Read the records below and copy each line that contains "Federal".

Dataset records:

• • • •

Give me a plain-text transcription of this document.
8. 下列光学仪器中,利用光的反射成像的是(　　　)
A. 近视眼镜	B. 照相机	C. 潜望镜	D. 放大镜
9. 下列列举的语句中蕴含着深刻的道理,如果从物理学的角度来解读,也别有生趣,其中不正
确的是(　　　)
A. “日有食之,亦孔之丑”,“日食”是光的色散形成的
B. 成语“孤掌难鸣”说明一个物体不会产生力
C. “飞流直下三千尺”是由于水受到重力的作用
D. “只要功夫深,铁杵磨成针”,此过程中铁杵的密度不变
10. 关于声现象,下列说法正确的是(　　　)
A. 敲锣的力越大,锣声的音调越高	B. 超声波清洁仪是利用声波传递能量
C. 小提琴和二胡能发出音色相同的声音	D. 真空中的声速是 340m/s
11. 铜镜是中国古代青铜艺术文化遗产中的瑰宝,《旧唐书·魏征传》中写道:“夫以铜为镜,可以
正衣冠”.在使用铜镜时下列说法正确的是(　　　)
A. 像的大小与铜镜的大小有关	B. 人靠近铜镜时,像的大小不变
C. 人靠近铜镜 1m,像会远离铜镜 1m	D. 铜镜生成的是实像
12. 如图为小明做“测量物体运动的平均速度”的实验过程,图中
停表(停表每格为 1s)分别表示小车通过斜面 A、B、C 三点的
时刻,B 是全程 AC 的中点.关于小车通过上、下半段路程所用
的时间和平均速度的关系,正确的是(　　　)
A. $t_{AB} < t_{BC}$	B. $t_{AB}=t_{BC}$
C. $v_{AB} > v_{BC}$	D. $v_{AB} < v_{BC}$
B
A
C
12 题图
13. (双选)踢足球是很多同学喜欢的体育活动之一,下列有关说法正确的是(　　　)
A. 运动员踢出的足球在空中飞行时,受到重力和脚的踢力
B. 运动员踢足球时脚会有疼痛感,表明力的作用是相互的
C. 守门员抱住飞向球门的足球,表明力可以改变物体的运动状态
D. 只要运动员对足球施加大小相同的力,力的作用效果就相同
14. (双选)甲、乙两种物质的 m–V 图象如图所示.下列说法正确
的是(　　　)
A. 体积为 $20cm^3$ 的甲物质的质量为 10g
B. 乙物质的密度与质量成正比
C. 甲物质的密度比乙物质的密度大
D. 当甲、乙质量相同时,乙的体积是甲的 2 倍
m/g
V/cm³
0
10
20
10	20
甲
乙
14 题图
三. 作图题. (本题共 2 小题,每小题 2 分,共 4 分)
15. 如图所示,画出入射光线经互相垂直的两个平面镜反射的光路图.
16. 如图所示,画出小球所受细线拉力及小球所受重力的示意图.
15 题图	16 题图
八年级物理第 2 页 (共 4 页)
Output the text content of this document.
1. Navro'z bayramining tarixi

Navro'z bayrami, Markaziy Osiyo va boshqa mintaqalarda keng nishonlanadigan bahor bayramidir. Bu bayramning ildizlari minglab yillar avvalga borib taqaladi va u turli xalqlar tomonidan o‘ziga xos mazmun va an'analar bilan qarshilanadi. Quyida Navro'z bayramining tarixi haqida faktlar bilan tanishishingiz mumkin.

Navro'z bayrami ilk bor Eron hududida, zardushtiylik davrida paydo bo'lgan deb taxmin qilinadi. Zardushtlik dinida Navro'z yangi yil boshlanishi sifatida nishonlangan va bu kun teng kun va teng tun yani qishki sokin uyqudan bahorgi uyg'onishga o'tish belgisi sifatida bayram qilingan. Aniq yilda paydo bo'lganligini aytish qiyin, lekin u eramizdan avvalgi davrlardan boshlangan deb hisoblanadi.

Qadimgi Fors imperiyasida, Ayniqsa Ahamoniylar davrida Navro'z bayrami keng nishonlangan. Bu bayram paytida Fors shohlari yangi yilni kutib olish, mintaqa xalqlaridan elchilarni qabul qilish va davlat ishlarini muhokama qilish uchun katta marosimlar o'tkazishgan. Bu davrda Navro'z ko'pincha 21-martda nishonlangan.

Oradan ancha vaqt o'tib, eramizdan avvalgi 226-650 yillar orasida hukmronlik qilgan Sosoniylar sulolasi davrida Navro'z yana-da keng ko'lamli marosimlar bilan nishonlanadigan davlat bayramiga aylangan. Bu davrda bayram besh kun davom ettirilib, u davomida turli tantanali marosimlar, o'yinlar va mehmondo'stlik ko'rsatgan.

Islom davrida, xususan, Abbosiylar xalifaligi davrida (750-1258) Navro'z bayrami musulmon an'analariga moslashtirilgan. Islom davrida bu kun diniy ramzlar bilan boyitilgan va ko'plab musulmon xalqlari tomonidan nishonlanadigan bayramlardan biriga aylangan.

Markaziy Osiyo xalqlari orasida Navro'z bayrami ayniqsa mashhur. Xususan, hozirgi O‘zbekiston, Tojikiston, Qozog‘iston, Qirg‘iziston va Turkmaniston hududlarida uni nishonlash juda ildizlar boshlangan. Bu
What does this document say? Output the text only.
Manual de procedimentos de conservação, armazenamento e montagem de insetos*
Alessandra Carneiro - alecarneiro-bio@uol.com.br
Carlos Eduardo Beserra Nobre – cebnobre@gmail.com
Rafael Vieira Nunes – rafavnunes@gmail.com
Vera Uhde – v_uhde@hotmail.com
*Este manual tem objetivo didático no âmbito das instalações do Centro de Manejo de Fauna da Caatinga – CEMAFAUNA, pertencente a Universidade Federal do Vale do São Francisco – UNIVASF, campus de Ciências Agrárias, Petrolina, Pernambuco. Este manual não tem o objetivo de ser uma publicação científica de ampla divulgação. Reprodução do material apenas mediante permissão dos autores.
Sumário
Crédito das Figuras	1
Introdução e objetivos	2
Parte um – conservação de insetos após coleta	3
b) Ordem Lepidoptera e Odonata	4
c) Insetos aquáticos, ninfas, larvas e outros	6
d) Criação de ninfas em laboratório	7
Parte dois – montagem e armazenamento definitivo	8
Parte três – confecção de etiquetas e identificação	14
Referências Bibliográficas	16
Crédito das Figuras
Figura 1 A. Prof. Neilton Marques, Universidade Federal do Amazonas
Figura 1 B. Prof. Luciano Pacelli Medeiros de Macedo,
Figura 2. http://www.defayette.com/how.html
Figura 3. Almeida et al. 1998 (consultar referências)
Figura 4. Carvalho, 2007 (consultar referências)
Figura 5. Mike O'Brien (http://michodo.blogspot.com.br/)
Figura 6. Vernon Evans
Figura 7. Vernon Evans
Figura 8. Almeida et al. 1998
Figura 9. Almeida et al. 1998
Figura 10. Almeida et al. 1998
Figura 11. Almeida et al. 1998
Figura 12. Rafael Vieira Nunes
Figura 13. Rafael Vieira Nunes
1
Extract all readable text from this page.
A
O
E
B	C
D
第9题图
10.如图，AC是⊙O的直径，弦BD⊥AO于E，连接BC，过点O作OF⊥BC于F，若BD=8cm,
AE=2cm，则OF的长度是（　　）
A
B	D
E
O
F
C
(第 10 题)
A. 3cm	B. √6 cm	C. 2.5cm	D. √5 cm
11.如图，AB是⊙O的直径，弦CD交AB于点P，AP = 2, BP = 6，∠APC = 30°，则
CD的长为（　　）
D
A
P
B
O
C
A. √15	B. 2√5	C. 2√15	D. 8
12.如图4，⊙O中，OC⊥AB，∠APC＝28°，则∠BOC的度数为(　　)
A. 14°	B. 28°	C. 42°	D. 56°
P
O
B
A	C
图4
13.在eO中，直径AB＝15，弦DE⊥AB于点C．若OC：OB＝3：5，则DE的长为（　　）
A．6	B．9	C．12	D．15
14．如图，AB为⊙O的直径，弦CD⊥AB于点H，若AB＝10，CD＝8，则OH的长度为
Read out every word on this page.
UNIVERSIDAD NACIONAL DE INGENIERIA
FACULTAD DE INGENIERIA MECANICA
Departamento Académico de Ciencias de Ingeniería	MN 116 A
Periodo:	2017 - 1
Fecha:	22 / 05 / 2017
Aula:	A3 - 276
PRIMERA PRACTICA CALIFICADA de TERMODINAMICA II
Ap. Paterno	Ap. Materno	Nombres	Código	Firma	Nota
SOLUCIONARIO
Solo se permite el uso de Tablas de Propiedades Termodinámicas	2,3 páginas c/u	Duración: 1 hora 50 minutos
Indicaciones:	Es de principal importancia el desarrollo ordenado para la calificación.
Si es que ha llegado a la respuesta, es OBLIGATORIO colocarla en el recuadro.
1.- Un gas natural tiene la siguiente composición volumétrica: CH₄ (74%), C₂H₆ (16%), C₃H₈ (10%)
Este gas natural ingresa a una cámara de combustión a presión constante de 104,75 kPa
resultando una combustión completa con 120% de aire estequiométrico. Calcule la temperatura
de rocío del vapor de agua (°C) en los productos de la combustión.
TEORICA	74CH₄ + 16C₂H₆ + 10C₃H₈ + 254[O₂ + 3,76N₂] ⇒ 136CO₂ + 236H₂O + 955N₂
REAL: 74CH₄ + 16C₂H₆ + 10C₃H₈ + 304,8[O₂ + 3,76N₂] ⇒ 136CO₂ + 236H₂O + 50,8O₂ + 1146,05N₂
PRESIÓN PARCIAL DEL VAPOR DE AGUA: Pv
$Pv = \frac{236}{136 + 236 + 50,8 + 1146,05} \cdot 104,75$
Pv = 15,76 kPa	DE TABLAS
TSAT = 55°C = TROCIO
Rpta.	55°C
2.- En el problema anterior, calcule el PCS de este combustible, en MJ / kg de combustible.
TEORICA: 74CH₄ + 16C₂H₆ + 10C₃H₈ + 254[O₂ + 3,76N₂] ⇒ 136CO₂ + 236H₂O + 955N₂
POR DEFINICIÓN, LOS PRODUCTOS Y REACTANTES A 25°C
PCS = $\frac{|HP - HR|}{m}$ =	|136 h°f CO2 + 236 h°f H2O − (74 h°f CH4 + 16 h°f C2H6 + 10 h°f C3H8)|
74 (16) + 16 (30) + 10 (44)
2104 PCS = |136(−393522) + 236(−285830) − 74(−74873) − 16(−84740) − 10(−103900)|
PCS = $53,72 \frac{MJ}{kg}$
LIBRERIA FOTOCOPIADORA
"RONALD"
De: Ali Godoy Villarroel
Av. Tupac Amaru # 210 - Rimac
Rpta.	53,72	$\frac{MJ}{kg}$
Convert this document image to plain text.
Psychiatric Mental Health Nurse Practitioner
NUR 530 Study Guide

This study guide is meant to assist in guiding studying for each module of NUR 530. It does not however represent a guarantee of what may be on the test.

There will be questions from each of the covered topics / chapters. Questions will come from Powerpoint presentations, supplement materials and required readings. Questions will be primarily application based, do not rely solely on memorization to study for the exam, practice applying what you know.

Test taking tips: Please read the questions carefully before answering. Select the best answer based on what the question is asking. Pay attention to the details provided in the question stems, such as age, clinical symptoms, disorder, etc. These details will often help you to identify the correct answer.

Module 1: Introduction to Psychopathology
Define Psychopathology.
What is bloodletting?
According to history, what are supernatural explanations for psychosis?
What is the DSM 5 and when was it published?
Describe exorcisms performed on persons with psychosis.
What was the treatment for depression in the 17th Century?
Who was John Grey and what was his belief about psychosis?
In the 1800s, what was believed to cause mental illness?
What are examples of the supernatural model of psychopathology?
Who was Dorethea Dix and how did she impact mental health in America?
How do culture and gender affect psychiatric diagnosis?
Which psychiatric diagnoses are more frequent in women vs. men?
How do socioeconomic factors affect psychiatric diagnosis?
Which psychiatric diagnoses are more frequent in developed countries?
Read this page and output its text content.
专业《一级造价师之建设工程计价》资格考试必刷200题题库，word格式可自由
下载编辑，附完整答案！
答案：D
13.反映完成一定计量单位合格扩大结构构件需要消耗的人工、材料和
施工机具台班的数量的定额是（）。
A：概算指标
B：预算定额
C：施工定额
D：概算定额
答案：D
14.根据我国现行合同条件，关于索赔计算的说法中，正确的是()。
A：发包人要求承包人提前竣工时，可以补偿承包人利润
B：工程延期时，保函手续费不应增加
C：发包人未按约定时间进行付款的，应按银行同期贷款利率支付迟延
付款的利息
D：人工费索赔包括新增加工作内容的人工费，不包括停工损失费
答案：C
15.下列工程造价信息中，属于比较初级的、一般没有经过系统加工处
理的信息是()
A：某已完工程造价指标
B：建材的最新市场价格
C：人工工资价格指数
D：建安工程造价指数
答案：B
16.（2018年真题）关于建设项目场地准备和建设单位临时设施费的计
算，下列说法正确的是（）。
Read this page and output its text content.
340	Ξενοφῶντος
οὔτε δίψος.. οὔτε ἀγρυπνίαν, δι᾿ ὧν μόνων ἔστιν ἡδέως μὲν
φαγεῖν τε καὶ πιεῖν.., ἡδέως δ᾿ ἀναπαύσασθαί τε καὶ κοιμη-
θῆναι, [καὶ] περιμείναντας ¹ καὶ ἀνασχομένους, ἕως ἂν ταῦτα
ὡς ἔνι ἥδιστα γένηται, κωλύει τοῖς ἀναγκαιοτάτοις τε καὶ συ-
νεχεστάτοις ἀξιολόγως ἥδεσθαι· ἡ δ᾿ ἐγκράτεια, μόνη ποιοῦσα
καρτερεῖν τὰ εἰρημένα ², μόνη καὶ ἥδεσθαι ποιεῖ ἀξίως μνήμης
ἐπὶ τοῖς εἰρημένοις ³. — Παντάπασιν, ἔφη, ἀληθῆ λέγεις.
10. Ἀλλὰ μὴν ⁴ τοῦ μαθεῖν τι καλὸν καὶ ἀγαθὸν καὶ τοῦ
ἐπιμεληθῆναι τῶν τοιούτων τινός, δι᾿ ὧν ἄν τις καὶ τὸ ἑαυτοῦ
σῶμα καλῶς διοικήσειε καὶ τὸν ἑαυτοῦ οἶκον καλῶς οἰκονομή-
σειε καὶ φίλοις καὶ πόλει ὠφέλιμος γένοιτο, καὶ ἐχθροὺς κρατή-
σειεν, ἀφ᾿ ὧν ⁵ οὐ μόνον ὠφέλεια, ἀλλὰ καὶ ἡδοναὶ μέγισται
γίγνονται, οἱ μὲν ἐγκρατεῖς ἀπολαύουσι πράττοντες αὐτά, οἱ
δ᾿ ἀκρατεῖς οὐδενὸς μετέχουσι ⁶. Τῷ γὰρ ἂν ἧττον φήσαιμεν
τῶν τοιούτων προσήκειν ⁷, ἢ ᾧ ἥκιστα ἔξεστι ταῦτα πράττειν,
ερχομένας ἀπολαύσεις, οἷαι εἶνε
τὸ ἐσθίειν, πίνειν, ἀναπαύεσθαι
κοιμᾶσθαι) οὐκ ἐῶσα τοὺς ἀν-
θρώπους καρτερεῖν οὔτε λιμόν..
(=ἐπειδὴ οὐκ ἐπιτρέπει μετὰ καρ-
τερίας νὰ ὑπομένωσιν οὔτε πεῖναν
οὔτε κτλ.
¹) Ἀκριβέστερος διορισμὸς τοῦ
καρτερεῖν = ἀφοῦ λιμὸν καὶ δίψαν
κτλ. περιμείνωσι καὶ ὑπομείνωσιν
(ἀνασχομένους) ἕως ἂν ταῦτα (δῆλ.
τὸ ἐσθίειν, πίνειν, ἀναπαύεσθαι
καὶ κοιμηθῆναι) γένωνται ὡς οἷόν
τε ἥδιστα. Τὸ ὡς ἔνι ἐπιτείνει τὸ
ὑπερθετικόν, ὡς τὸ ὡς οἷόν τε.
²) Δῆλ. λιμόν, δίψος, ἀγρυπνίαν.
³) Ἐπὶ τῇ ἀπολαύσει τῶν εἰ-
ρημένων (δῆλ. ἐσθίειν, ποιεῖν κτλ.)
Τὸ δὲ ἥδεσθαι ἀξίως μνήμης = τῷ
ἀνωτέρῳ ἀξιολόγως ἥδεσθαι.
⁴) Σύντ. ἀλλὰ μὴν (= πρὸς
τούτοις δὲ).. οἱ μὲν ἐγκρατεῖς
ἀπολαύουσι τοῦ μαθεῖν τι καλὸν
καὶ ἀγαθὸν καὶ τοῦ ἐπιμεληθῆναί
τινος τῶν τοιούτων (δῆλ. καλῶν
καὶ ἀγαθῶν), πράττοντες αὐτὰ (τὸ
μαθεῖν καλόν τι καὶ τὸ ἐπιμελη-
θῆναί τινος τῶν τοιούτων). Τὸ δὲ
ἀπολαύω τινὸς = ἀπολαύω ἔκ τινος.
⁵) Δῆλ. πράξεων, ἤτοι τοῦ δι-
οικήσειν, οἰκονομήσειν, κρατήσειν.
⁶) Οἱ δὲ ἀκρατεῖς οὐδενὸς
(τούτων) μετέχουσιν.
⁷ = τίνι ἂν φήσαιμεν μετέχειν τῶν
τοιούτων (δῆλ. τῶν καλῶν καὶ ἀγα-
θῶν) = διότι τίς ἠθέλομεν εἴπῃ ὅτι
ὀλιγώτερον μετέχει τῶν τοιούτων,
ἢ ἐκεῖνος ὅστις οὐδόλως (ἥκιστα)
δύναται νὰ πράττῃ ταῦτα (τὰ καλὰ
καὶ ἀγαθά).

• • • •

#### [EXERCISE RESULT]
*Este manual tem objetivo didático no âmbito das instalações do Centro de Manejo de Fauna da Caatinga – CEMAFAUNA, pertencente a Universidade Federal do Vale do São Francisco – UNIVASF, campus de Ciências Agrárias, Petrolina, Pernambuco. Este manual não tem o objetivo de ser uma publicação científica de ampla divulgação. Reprodução do material apenas mediante permissão dos autores.
Figura 1 A. Prof. Neilton Marques, Universidade Federal do Amazonas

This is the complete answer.